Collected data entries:
** begin **

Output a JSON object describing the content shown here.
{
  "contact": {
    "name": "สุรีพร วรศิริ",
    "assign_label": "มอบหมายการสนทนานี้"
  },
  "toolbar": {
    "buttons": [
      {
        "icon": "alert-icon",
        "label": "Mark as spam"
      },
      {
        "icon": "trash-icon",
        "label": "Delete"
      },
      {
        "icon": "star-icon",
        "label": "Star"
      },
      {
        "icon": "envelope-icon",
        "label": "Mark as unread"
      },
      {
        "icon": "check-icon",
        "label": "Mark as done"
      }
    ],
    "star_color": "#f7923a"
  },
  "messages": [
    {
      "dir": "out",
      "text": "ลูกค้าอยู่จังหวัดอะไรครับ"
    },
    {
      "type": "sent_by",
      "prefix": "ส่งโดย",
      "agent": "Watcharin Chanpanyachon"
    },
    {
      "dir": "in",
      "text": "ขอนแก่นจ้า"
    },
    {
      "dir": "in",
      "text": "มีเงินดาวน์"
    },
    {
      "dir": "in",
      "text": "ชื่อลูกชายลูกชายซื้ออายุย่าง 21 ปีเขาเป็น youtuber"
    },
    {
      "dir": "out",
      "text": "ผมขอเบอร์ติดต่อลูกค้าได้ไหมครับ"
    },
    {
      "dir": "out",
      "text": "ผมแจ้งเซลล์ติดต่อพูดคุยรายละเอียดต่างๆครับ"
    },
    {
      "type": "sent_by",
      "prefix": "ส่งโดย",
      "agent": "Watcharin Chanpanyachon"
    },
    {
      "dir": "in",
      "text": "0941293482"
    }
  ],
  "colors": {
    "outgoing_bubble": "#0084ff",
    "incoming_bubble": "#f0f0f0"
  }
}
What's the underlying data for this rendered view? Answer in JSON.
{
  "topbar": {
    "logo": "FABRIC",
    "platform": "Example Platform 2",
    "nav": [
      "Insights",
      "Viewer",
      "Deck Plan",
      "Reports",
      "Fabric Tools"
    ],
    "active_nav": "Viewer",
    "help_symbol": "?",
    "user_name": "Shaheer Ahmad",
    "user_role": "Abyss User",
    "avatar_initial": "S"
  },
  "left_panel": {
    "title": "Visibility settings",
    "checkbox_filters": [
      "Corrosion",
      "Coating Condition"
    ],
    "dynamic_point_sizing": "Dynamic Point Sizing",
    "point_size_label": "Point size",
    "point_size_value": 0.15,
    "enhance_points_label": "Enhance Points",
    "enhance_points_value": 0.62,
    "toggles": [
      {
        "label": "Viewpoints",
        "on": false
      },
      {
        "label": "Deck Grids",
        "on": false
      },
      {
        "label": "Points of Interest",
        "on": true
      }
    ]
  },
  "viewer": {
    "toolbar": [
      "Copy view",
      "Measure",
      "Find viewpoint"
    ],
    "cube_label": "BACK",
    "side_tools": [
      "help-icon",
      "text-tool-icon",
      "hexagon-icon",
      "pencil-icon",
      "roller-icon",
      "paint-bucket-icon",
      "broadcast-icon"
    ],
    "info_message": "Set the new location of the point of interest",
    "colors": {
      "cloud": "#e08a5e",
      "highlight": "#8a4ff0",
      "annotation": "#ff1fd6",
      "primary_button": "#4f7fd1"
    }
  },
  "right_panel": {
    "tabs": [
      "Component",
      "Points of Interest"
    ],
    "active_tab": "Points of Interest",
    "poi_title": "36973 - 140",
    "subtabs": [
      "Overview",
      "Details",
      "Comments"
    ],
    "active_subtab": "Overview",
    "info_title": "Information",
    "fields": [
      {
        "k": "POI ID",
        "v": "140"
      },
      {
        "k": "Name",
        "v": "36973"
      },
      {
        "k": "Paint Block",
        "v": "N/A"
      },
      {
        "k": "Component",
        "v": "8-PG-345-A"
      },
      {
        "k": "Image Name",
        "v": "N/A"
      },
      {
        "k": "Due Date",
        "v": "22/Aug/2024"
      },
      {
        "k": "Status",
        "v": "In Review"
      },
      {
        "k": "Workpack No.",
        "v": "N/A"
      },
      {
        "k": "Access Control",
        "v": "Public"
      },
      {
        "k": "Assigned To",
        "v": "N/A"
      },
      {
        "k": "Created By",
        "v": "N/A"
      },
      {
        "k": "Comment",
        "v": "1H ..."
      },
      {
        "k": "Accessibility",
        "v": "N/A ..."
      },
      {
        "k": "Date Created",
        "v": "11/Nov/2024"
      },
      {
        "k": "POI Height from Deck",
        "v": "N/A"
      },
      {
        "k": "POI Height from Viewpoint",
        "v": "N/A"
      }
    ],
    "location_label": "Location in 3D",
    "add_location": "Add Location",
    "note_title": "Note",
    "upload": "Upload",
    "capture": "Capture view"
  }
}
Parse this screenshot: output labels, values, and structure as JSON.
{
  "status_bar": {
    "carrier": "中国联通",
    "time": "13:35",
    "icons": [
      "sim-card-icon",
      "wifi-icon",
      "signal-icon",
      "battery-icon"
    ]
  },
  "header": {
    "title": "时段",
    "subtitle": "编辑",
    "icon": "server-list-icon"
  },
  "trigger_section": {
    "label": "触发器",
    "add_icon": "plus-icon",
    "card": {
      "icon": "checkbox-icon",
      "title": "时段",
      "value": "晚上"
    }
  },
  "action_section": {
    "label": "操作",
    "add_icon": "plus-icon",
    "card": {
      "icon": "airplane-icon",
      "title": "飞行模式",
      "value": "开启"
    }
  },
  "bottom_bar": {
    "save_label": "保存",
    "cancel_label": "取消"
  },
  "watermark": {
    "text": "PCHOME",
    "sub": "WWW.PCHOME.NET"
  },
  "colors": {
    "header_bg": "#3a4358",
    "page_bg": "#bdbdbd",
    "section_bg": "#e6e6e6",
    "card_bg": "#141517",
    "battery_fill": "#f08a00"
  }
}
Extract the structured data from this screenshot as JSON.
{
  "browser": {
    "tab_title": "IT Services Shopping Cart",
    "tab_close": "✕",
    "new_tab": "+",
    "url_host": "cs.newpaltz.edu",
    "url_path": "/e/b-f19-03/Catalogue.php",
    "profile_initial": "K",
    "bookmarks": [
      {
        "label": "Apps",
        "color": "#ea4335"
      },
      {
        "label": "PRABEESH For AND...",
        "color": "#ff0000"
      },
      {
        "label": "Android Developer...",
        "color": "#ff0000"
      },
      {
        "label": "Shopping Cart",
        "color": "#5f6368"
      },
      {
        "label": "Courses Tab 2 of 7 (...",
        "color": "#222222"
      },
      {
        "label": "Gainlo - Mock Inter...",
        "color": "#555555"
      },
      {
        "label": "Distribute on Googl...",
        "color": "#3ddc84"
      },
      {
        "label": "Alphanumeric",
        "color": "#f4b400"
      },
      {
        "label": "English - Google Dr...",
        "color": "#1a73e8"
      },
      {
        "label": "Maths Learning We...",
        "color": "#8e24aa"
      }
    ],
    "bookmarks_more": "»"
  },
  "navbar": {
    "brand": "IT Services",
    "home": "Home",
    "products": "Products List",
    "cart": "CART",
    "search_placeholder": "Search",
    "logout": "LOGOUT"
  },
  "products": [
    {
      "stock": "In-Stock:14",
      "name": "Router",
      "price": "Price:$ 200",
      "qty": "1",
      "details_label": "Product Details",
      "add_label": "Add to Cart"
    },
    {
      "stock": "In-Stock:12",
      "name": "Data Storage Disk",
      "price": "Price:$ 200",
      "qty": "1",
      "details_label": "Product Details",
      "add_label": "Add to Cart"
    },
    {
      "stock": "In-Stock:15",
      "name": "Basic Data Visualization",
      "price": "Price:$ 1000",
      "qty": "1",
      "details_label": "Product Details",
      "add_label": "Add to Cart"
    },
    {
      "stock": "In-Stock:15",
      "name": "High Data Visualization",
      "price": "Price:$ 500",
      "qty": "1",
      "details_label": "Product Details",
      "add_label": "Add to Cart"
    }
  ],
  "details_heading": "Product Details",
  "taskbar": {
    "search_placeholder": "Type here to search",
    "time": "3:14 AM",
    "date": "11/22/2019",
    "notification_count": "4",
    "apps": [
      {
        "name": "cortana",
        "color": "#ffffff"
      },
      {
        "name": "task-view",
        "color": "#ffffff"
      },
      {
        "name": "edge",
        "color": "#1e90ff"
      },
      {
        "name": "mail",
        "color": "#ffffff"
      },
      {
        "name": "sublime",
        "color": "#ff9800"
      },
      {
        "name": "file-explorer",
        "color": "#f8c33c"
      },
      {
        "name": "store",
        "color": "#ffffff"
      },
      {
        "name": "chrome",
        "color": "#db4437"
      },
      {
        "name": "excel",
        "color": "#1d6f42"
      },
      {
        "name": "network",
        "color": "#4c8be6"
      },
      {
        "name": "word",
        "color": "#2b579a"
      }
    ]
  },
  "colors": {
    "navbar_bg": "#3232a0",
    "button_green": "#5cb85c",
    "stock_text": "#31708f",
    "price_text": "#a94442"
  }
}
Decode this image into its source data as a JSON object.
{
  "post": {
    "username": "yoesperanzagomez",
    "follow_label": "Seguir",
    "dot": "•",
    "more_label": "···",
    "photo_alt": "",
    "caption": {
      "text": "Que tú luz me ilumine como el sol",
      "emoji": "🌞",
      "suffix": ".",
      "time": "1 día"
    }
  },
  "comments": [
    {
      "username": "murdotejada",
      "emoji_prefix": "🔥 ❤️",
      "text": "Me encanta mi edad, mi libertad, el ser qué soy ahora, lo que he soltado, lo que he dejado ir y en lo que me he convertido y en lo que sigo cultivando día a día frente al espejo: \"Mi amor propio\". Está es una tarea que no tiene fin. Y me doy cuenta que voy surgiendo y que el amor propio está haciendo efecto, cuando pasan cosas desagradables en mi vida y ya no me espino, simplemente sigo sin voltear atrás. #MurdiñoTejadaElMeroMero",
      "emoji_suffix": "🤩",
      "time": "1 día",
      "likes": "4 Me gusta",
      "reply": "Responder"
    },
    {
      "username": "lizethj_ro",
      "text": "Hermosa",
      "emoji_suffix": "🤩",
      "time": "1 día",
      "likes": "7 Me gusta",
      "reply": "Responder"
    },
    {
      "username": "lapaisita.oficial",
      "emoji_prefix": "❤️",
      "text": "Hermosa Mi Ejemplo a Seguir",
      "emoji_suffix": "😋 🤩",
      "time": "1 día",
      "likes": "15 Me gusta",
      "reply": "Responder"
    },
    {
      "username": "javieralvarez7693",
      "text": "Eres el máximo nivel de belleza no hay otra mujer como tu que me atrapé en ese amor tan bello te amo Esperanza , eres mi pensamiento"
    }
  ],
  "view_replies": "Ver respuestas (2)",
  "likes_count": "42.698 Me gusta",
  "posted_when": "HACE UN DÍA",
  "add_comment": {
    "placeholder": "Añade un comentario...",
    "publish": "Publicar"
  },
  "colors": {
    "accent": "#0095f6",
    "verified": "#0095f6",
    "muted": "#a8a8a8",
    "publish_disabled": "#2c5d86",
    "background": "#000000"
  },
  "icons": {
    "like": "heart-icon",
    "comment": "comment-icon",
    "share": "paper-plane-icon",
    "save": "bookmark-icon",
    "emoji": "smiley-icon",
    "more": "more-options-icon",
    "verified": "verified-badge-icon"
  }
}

** end **

_EXERCISE INSTRUCTIONS_
Copy out each line in the preceding records that contains "como".

_EXERCISE OUTPUT_
      "text": "Que tú luz me ilumine como el sol",
      "text": "Eres el máximo nivel de belleza no hay otra mujer como tu que me atrapé en ese amor tan bello te amo Esperanza , eres mi pensamiento"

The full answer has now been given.